Data shown ->

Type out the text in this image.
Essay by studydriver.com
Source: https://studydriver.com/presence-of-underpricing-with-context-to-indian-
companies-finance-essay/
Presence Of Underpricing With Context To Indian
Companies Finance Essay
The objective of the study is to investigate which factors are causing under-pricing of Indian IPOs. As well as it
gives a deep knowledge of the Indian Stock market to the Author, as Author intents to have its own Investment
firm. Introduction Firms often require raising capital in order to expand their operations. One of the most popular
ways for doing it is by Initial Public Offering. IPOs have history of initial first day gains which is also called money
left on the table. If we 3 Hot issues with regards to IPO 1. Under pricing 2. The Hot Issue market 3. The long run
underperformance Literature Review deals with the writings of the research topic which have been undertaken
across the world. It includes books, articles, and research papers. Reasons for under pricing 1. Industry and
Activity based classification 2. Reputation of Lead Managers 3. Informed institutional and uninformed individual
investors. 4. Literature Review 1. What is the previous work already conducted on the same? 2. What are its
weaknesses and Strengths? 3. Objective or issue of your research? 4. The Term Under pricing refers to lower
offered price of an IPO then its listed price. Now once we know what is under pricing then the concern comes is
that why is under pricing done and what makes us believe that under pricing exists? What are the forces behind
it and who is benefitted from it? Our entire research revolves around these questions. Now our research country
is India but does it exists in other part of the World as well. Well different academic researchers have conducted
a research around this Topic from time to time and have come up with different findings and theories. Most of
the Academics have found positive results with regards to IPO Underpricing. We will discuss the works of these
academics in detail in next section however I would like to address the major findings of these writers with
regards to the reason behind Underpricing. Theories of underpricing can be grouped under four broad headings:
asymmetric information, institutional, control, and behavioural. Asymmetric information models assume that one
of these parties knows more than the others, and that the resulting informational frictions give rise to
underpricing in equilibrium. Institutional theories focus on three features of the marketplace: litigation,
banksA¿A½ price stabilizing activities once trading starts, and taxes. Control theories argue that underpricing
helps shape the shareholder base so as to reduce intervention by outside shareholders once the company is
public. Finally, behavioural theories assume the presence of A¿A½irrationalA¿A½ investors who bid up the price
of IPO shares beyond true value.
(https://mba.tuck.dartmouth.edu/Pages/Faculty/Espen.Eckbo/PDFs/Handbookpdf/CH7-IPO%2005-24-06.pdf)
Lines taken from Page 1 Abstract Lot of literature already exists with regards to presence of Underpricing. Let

Do this ->
State, as a bare number, how many lines of the listing hold the word "Review".

Answer to the exercise ->
2